* _EXERCISE OBJECTIVE_:
Lines containing the word "公文种类主要有" should be extracted in full.

* _STORED RECORDS_:

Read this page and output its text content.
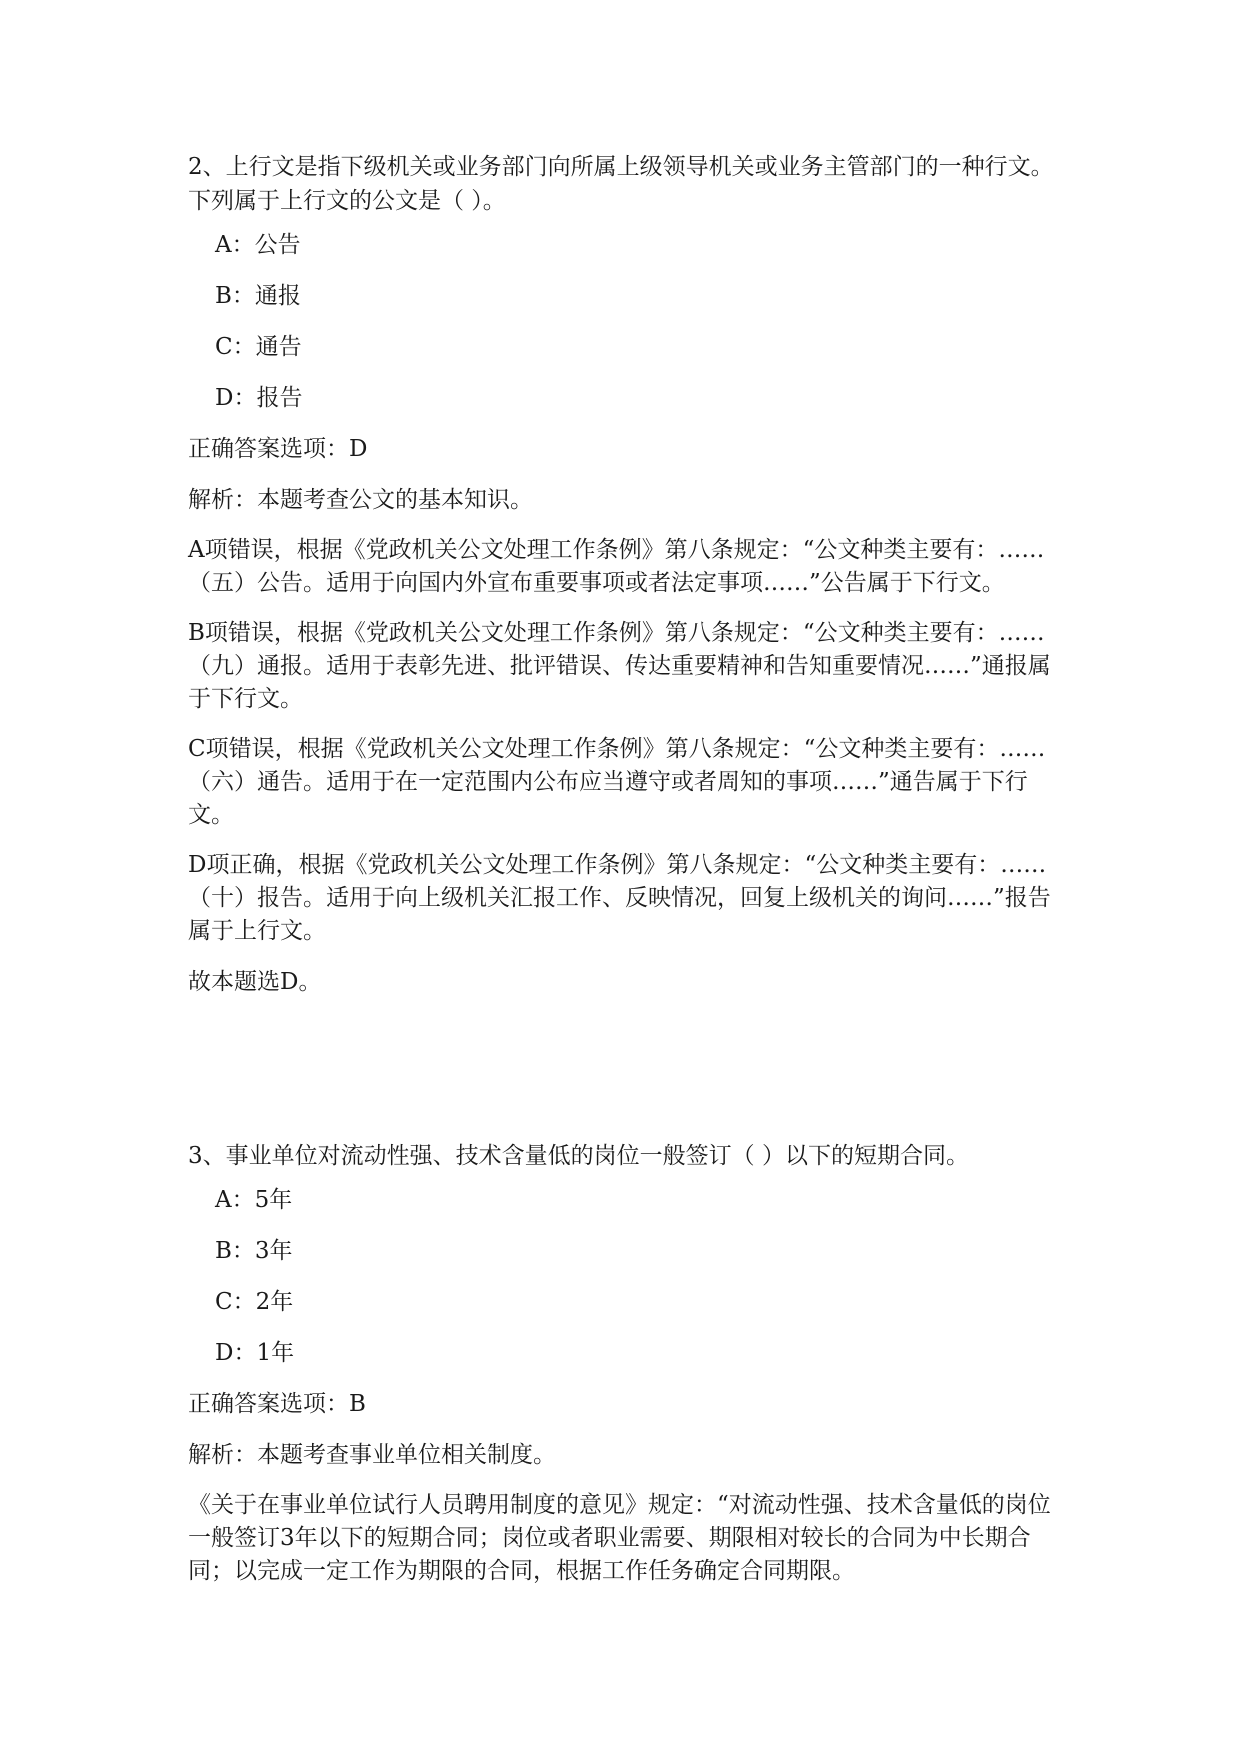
2、上行文是指下级机关或业务部门向所属上级领导机关或业务主管部门的一种行文。下列属于上行文的公文是（ ）。

A：公告
B：通报
C：通告
D：报告

正确答案选项：D

解析：本题考查公文的基本知识。

A项错误，根据《党政机关公文处理工作条例》第八条规定：“公文种类主要有：……（五）公告。适用于向国内外宣布重要事项或者法定事项……”公告属于下行文。

B项错误，根据《党政机关公文处理工作条例》第八条规定：“公文种类主要有：……（九）通报。适用于表彰先进、批评错误、传达重要精神和告知重要情况……”通报属于下行文。

C项错误，根据《党政机关公文处理工作条例》第八条规定：“公文种类主要有：……（六）通告。适用于在一定范围内公布应当遵守或者周知的事项……”通告属于下行文。

D项正确，根据《党政机关公文处理工作条例》第八条规定：“公文种类主要有：……（十）报告。适用于向上级机关汇报工作、反映情况，回复上级机关的询问……”报告属于上行文。

故本题选D。

3、事业单位对流动性强、技术含量低的岗位一般签订（ ）以下的短期合同。

A：5年
B：3年
C：2年
D：1年

正确答案选项：B

解析：本题考查事业单位相关制度。

《关于在事业单位试行人员聘用制度的意见》规定：“对流动性强、技术含量低的岗位一般签订3年以下的短期合同；岗位或者职业需要、期限相对较长的合同为中长期合同；以完成一定工作为期限的合同，根据工作任务确定合同期限。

* _WRITTEN REPLY_:
A项错误，根据《党政机关公文处理工作条例》第八条规定：“公文种类主要有：……（五）公告。适用于向国内外宣布重要事项或者法定事项……”公告属于下行文。
B项错误，根据《党政机关公文处理工作条例》第八条规定：“公文种类主要有：……（九）通报。适用于表彰先进、批评错误、传达重要精神和告知重要情况……”通报属于下行文。
C项错误，根据《党政机关公文处理工作条例》第八条规定：“公文种类主要有：……（六）通告。适用于在一定范围内公布应当遵守或者周知的事项……”通告属于下行文。
D项正确，根据《党政机关公文处理工作条例》第八条规定：“公文种类主要有：……（十）报告。适用于向上级机关汇报工作、反映情况，回复上级机关的询问……”报告属于上行文。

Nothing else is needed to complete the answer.